==== INPUT MATERIAL ====

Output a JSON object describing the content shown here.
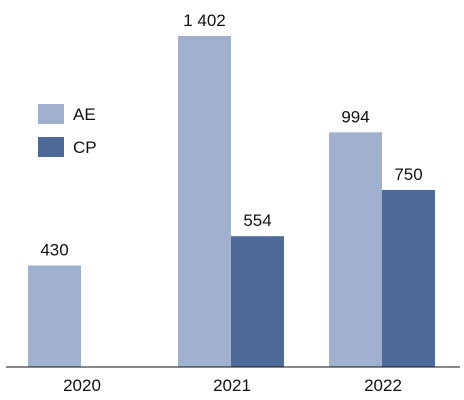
{
  "chart_data": {
    "type": "bar",
    "categories": [
      "2020",
      "2021",
      "2022"
    ],
    "series": [
      {
        "name": "AE",
        "color": "#9fb1cf",
        "values": [
          430,
          1402,
          994
        ],
        "labels": [
          "430",
          "1 402",
          "994"
        ]
      },
      {
        "name": "CP",
        "color": "#4d6a99",
        "values": [
          null,
          554,
          750
        ],
        "labels": [
          "",
          "554",
          "750"
        ]
      }
    ],
    "ylim": [
      0,
      1402
    ],
    "legend": "left",
    "grid": false
  }
}
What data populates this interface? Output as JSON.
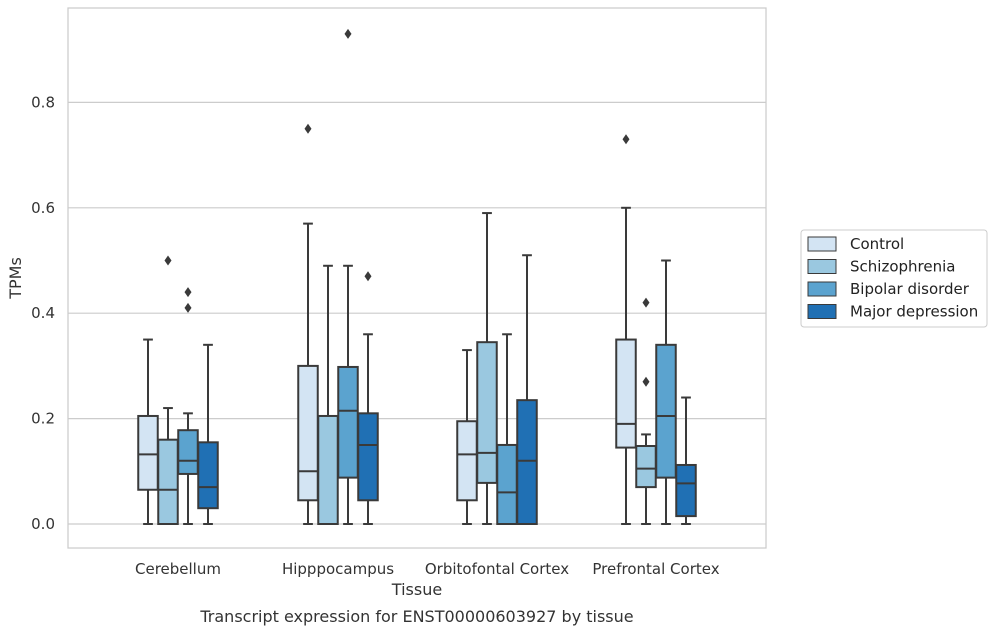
{
  "caption": "Transcript expression for ENST00000603927 by tissue",
  "chart_data": {
    "type": "box",
    "xlabel": "Tissue",
    "ylabel": "TPMs",
    "categories": [
      "Cerebellum",
      "Hipppocampus",
      "Orbitofontal Cortex",
      "Prefrontal Cortex"
    ],
    "ylim": [
      -0.045,
      0.98
    ],
    "yticks": [
      0.0,
      0.2,
      0.4,
      0.6,
      0.8
    ],
    "ytick_labels": [
      "0.0",
      "0.2",
      "0.4",
      "0.6",
      "0.8"
    ],
    "grid": "horizontal",
    "legend_position": "right",
    "series": [
      {
        "name": "Control",
        "color": "#d3e4f3",
        "boxes": [
          {
            "whislo": 0.0,
            "q1": 0.065,
            "med": 0.132,
            "q3": 0.205,
            "whishi": 0.35,
            "fliers": []
          },
          {
            "whislo": 0.0,
            "q1": 0.045,
            "med": 0.1,
            "q3": 0.3,
            "whishi": 0.57,
            "fliers": [
              0.75
            ]
          },
          {
            "whislo": 0.0,
            "q1": 0.045,
            "med": 0.132,
            "q3": 0.195,
            "whishi": 0.33,
            "fliers": []
          },
          {
            "whislo": 0.0,
            "q1": 0.145,
            "med": 0.19,
            "q3": 0.35,
            "whishi": 0.6,
            "fliers": [
              0.73
            ]
          }
        ]
      },
      {
        "name": "Schizophrenia",
        "color": "#9ac8e0",
        "boxes": [
          {
            "whislo": 0.0,
            "q1": 0.0,
            "med": 0.065,
            "q3": 0.16,
            "whishi": 0.22,
            "fliers": [
              0.5
            ]
          },
          {
            "whislo": 0.0,
            "q1": 0.0,
            "med": 0.0,
            "q3": 0.205,
            "whishi": 0.49,
            "fliers": []
          },
          {
            "whislo": 0.0,
            "q1": 0.078,
            "med": 0.135,
            "q3": 0.345,
            "whishi": 0.59,
            "fliers": []
          },
          {
            "whislo": 0.0,
            "q1": 0.07,
            "med": 0.105,
            "q3": 0.148,
            "whishi": 0.17,
            "fliers": [
              0.27,
              0.42
            ]
          }
        ]
      },
      {
        "name": "Bipolar disorder",
        "color": "#5ba3cf",
        "boxes": [
          {
            "whislo": 0.0,
            "q1": 0.095,
            "med": 0.12,
            "q3": 0.178,
            "whishi": 0.21,
            "fliers": [
              0.41,
              0.44
            ]
          },
          {
            "whislo": 0.0,
            "q1": 0.088,
            "med": 0.215,
            "q3": 0.298,
            "whishi": 0.49,
            "fliers": [
              0.93
            ]
          },
          {
            "whislo": 0.0,
            "q1": 0.0,
            "med": 0.06,
            "q3": 0.15,
            "whishi": 0.36,
            "fliers": []
          },
          {
            "whislo": 0.0,
            "q1": 0.088,
            "med": 0.205,
            "q3": 0.34,
            "whishi": 0.5,
            "fliers": []
          }
        ]
      },
      {
        "name": "Major depression",
        "color": "#2070b4",
        "boxes": [
          {
            "whislo": 0.0,
            "q1": 0.03,
            "med": 0.07,
            "q3": 0.155,
            "whishi": 0.34,
            "fliers": []
          },
          {
            "whislo": 0.0,
            "q1": 0.045,
            "med": 0.15,
            "q3": 0.21,
            "whishi": 0.36,
            "fliers": [
              0.47
            ]
          },
          {
            "whislo": 0.0,
            "q1": 0.0,
            "med": 0.12,
            "q3": 0.235,
            "whishi": 0.51,
            "fliers": []
          },
          {
            "whislo": 0.0,
            "q1": 0.015,
            "med": 0.077,
            "q3": 0.112,
            "whishi": 0.24,
            "fliers": []
          }
        ]
      }
    ]
  }
}
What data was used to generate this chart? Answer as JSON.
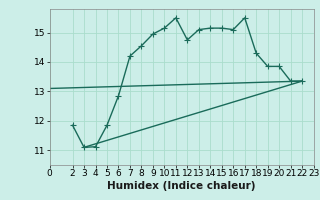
{
  "title": "",
  "xlabel": "Humidex (Indice chaleur)",
  "background_color": "#cceee8",
  "grid_color": "#aaddcc",
  "line_color": "#1a6b5a",
  "xlim": [
    0,
    23
  ],
  "ylim": [
    10.5,
    15.8
  ],
  "yticks": [
    11,
    12,
    13,
    14,
    15
  ],
  "xticks": [
    0,
    2,
    3,
    4,
    5,
    6,
    7,
    8,
    9,
    10,
    11,
    12,
    13,
    14,
    15,
    16,
    17,
    18,
    19,
    20,
    21,
    22,
    23
  ],
  "line1_x": [
    2,
    3,
    4,
    5,
    6,
    7,
    8,
    9,
    10,
    11,
    12,
    13,
    14,
    15,
    16,
    17,
    18,
    19,
    20,
    21,
    22
  ],
  "line1_y": [
    11.85,
    11.1,
    11.12,
    11.85,
    12.85,
    14.2,
    14.55,
    14.95,
    15.15,
    15.5,
    14.75,
    15.1,
    15.15,
    15.15,
    15.1,
    15.5,
    14.3,
    13.85,
    13.85,
    13.35,
    13.35
  ],
  "line2_x": [
    0,
    22
  ],
  "line2_y": [
    13.1,
    13.35
  ],
  "line3_x": [
    3,
    22
  ],
  "line3_y": [
    11.1,
    13.35
  ],
  "marker": "+",
  "markersize": 4,
  "linewidth": 1.0,
  "tick_fontsize": 6.5,
  "xlabel_fontsize": 7.5
}
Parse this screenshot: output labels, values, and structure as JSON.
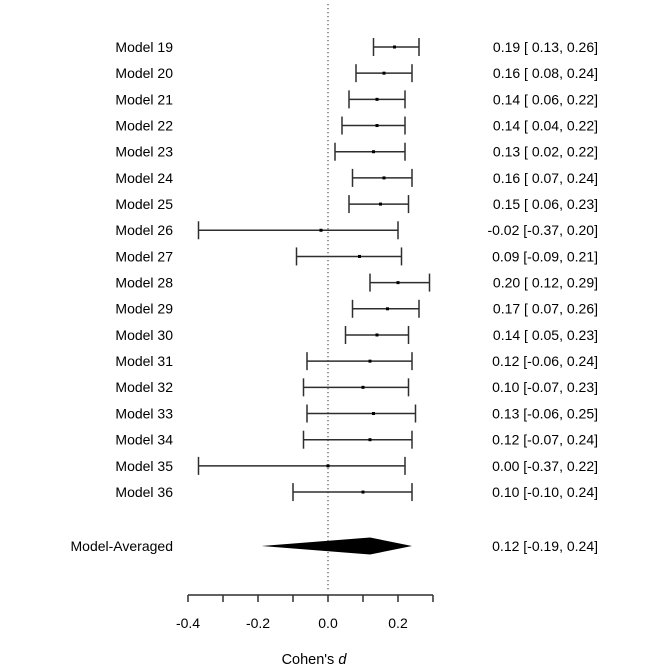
{
  "page": {
    "background": "#ffffff"
  },
  "chart_data": {
    "type": "forest",
    "title": "",
    "xlabel": "Cohen's d",
    "xlabel_parts": [
      {
        "text": "Cohen's ",
        "italic": false
      },
      {
        "text": "d",
        "italic": true
      }
    ],
    "x_axis": {
      "range": [
        -0.4,
        0.3
      ],
      "all_tick_values": [
        -0.4,
        -0.3,
        -0.2,
        -0.1,
        0.0,
        0.1,
        0.2,
        0.3
      ],
      "labeled_ticks": [
        {
          "value": -0.4,
          "label": "-0.4"
        },
        {
          "value": -0.2,
          "label": "-0.2"
        },
        {
          "value": 0.0,
          "label": "0.0"
        },
        {
          "value": 0.2,
          "label": "0.2"
        }
      ]
    },
    "reference_line_value": 0.0,
    "rows": [
      {
        "label": "Model 19",
        "estimate": 0.19,
        "ci_lower": 0.13,
        "ci_upper": 0.26,
        "annotation": "0.19 [ 0.13, 0.26]"
      },
      {
        "label": "Model 20",
        "estimate": 0.16,
        "ci_lower": 0.08,
        "ci_upper": 0.24,
        "annotation": "0.16 [ 0.08, 0.24]"
      },
      {
        "label": "Model 21",
        "estimate": 0.14,
        "ci_lower": 0.06,
        "ci_upper": 0.22,
        "annotation": "0.14 [ 0.06, 0.22]"
      },
      {
        "label": "Model 22",
        "estimate": 0.14,
        "ci_lower": 0.04,
        "ci_upper": 0.22,
        "annotation": "0.14 [ 0.04, 0.22]"
      },
      {
        "label": "Model 23",
        "estimate": 0.13,
        "ci_lower": 0.02,
        "ci_upper": 0.22,
        "annotation": "0.13 [ 0.02, 0.22]"
      },
      {
        "label": "Model 24",
        "estimate": 0.16,
        "ci_lower": 0.07,
        "ci_upper": 0.24,
        "annotation": "0.16 [ 0.07, 0.24]"
      },
      {
        "label": "Model 25",
        "estimate": 0.15,
        "ci_lower": 0.06,
        "ci_upper": 0.23,
        "annotation": "0.15 [ 0.06, 0.23]"
      },
      {
        "label": "Model 26",
        "estimate": -0.02,
        "ci_lower": -0.37,
        "ci_upper": 0.2,
        "annotation": "-0.02 [-0.37, 0.20]"
      },
      {
        "label": "Model 27",
        "estimate": 0.09,
        "ci_lower": -0.09,
        "ci_upper": 0.21,
        "annotation": "0.09 [-0.09, 0.21]"
      },
      {
        "label": "Model 28",
        "estimate": 0.2,
        "ci_lower": 0.12,
        "ci_upper": 0.29,
        "annotation": "0.20 [ 0.12, 0.29]"
      },
      {
        "label": "Model 29",
        "estimate": 0.17,
        "ci_lower": 0.07,
        "ci_upper": 0.26,
        "annotation": "0.17 [ 0.07, 0.26]"
      },
      {
        "label": "Model 30",
        "estimate": 0.14,
        "ci_lower": 0.05,
        "ci_upper": 0.23,
        "annotation": "0.14 [ 0.05, 0.23]"
      },
      {
        "label": "Model 31",
        "estimate": 0.12,
        "ci_lower": -0.06,
        "ci_upper": 0.24,
        "annotation": "0.12 [-0.06, 0.24]"
      },
      {
        "label": "Model 32",
        "estimate": 0.1,
        "ci_lower": -0.07,
        "ci_upper": 0.23,
        "annotation": "0.10 [-0.07, 0.23]"
      },
      {
        "label": "Model 33",
        "estimate": 0.13,
        "ci_lower": -0.06,
        "ci_upper": 0.25,
        "annotation": "0.13 [-0.06, 0.25]"
      },
      {
        "label": "Model 34",
        "estimate": 0.12,
        "ci_lower": -0.07,
        "ci_upper": 0.24,
        "annotation": "0.12 [-0.07, 0.24]"
      },
      {
        "label": "Model 35",
        "estimate": 0.0,
        "ci_lower": -0.37,
        "ci_upper": 0.22,
        "annotation": "0.00 [-0.37, 0.22]"
      },
      {
        "label": "Model 36",
        "estimate": 0.1,
        "ci_lower": -0.1,
        "ci_upper": 0.24,
        "annotation": "0.10 [-0.10, 0.24]"
      }
    ],
    "summary": {
      "label": "Model-Averaged",
      "estimate": 0.12,
      "ci_lower": -0.19,
      "ci_upper": 0.24,
      "annotation": "0.12 [-0.19, 0.24]"
    },
    "colors": {
      "line": "#2e2e2e",
      "point": "#000000",
      "diamond": "#000000",
      "axis": "#2e2e2e",
      "reference_line": "#333333",
      "text": "#000000"
    }
  }
}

====

=== TASK STATEMENT ===
Locate and copy each line in the data above that includes the word "What".

=== EXERCISE RESPONSE ===
What data populates this interface? Output as JSON.
What data was used to generate this chart? Answer as JSON.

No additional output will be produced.